-- Start of Exercise materials --

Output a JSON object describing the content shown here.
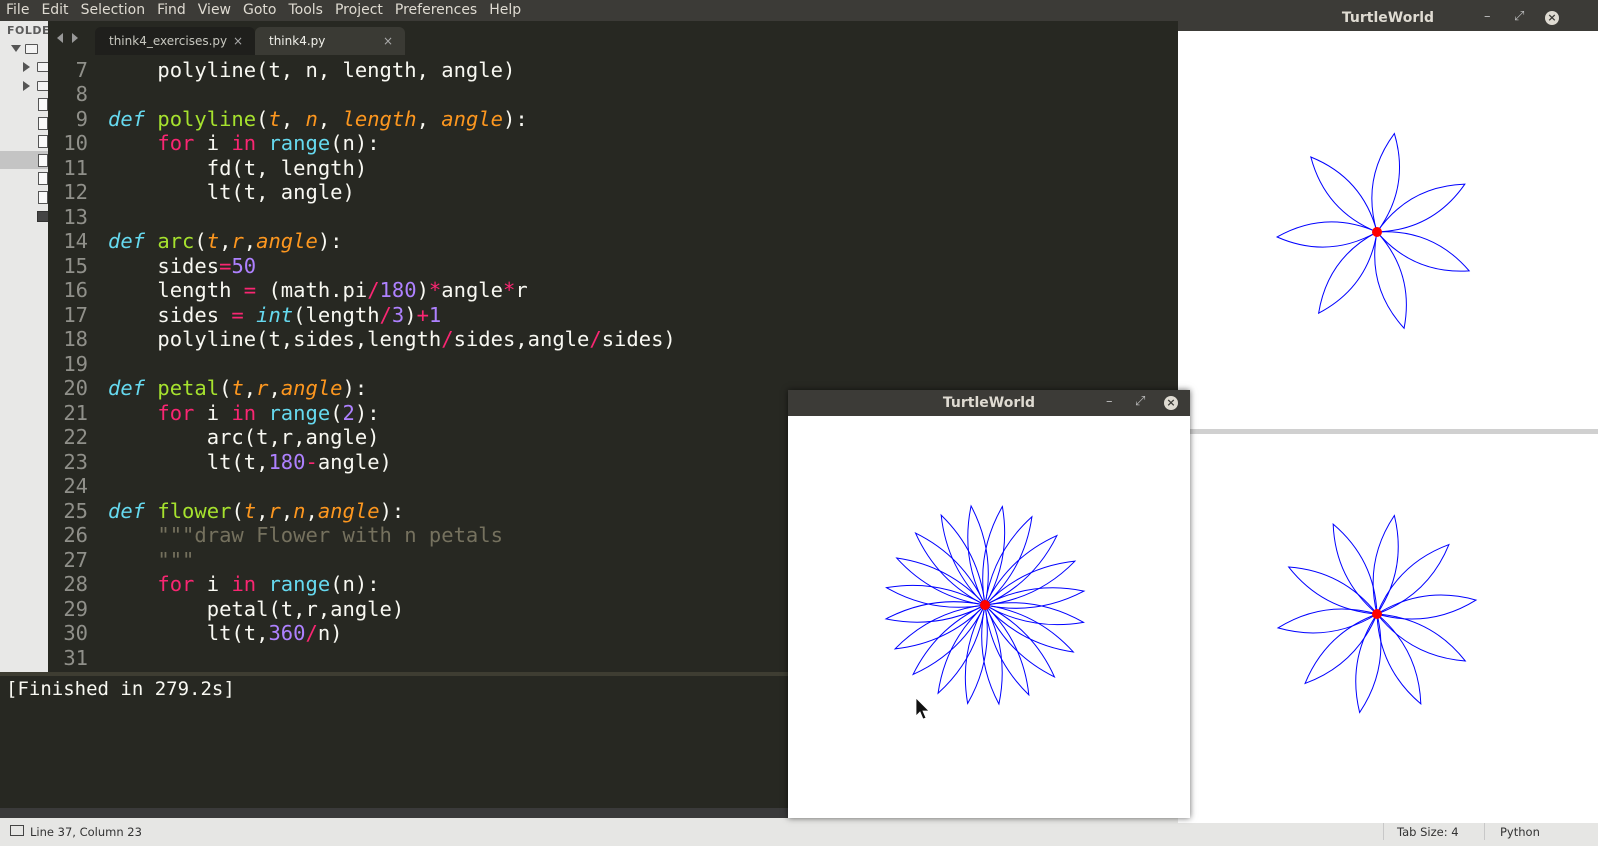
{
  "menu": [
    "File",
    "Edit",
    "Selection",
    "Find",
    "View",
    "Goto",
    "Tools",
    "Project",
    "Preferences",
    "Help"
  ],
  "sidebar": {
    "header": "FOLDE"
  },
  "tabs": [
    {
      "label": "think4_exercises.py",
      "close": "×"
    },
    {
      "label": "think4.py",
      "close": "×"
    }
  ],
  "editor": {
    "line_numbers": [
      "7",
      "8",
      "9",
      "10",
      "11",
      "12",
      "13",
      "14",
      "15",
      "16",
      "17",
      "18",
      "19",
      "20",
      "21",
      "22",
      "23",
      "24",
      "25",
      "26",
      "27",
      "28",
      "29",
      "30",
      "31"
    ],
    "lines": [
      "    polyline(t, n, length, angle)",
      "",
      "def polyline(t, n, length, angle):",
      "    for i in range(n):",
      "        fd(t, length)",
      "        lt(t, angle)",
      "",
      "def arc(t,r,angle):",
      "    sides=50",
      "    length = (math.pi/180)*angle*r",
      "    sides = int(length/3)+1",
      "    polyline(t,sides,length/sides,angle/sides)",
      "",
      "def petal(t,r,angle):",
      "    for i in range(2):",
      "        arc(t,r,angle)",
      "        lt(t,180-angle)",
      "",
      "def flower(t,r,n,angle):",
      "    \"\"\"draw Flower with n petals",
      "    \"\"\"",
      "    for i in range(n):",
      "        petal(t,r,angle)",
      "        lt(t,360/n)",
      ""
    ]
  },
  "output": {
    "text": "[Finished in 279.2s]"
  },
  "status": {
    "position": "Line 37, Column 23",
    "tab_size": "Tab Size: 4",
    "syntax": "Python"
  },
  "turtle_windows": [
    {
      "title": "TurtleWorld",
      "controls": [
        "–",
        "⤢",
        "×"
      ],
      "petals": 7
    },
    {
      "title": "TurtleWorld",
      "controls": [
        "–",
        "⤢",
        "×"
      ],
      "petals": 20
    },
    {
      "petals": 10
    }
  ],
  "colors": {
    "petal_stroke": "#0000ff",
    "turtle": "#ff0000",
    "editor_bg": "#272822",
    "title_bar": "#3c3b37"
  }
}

-- End of Exercise materials --
-- Start of Exercise materials --

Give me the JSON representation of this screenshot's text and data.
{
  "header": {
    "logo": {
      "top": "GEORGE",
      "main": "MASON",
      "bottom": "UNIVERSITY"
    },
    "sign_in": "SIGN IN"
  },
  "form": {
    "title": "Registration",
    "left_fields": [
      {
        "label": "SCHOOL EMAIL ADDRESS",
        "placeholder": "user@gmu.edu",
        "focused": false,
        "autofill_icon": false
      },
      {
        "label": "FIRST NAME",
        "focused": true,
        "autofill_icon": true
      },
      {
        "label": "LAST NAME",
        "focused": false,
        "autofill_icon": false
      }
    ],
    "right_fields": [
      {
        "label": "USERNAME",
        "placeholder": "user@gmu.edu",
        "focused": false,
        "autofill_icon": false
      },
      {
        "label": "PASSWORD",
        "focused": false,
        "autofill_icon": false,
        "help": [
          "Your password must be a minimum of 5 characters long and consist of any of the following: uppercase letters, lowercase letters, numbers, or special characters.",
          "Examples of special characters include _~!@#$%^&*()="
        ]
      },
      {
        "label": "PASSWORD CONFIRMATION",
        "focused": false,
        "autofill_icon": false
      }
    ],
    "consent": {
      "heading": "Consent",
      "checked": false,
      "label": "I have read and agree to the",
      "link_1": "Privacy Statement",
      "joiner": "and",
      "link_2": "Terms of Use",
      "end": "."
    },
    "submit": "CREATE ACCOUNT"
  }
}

-- End of Exercise materials --
-- Start of Exercise materials --

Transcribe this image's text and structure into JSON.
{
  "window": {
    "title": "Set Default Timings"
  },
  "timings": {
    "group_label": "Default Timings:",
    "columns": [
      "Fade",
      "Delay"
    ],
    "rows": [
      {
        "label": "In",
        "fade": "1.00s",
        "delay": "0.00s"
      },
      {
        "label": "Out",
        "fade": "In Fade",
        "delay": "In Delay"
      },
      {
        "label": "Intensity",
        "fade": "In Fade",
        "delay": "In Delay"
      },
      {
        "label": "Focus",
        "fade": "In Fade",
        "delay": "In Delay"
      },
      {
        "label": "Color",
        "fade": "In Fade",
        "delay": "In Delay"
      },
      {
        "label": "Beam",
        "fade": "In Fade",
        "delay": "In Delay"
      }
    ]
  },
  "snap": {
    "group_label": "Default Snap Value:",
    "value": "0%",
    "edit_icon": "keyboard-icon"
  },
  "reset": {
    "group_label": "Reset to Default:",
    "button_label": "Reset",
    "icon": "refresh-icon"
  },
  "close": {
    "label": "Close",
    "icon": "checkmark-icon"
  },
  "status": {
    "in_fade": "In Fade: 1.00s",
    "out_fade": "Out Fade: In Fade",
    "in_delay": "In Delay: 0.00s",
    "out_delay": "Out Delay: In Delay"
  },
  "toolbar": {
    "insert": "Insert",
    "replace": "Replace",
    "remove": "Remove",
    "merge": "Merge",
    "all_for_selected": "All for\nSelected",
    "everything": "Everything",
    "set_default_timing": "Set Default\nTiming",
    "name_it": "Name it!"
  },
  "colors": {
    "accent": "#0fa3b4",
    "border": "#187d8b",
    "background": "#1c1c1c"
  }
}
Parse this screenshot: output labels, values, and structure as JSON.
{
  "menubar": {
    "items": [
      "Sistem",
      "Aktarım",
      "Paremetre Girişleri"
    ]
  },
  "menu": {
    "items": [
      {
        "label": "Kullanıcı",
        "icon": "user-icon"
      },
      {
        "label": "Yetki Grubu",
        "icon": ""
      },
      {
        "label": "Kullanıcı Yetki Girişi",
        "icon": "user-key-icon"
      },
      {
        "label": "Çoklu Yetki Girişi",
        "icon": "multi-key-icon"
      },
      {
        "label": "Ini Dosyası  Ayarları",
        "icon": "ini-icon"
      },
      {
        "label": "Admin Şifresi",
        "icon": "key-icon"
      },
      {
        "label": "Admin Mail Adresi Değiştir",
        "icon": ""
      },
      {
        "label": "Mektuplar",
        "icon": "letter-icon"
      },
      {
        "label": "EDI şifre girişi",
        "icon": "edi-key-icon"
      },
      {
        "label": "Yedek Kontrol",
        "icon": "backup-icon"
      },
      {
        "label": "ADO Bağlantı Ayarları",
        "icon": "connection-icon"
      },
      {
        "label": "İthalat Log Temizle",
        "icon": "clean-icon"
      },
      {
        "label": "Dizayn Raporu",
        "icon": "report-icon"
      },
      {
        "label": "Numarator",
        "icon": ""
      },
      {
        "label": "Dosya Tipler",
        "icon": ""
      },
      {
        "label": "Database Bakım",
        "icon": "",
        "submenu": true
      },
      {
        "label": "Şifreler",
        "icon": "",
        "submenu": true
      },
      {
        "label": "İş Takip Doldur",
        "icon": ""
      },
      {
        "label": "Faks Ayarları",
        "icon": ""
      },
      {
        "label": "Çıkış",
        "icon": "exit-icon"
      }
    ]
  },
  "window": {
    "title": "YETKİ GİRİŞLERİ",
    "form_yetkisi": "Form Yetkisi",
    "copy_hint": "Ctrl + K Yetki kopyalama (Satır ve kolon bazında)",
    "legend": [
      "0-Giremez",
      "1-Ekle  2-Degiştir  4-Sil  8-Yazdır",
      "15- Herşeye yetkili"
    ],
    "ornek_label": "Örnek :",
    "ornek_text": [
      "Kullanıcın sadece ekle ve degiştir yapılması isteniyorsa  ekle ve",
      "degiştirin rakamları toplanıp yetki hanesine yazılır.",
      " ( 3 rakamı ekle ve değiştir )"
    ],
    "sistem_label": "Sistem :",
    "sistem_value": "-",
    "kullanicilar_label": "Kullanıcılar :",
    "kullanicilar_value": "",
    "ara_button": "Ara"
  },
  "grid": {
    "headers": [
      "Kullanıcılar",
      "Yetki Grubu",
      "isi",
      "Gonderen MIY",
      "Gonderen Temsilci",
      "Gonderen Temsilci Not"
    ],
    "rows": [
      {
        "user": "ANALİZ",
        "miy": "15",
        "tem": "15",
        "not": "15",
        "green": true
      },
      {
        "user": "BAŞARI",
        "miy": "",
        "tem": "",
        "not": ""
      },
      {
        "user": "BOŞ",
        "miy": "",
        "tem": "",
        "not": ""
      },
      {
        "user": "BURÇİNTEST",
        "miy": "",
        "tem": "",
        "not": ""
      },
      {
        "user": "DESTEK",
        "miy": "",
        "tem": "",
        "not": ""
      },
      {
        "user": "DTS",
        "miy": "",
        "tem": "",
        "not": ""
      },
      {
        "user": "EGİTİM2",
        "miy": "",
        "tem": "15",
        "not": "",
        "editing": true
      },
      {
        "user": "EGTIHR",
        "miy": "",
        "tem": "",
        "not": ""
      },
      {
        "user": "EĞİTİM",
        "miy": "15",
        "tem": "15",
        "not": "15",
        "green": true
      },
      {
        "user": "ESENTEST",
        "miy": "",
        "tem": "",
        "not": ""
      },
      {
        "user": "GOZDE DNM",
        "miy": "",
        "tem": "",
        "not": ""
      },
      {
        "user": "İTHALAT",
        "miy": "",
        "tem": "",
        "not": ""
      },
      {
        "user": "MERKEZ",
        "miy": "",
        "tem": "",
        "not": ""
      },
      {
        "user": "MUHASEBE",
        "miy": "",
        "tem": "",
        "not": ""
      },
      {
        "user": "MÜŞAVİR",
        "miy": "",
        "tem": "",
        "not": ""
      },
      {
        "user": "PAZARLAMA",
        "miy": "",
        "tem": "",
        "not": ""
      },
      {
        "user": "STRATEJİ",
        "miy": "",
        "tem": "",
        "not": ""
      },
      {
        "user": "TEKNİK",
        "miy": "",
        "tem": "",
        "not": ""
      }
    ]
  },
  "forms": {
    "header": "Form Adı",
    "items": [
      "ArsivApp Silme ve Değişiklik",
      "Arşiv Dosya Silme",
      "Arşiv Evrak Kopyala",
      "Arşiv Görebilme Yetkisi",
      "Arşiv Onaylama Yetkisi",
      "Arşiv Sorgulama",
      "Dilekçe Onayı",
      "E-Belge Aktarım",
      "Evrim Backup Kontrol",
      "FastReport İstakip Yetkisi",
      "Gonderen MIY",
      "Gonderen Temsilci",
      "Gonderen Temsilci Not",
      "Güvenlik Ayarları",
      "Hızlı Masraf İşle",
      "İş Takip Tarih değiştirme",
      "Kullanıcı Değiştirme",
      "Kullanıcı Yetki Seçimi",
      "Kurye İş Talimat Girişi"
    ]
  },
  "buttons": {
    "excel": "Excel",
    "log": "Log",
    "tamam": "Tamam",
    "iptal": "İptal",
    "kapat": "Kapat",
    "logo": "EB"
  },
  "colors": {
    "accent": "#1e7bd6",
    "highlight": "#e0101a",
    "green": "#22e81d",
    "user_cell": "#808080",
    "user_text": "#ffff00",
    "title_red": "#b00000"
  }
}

-- End of Exercise materials --

Prompt = Select and copy each line from the data that includes the word "angle".

Output below =
      "    polyline(t, n, length, angle)",
      "def polyline(t, n, length, angle):",
      "        lt(t, angle)",
      "def arc(t,r,angle):",
      "    length = (math.pi/180)*angle*r",
      "    polyline(t,sides,length/sides,angle/sides)",
      "def petal(t,r,angle):",
      "        arc(t,r,angle)",
      "        lt(t,180-angle)",
      "def flower(t,r,n,angle):",
      "        petal(t,r,angle)",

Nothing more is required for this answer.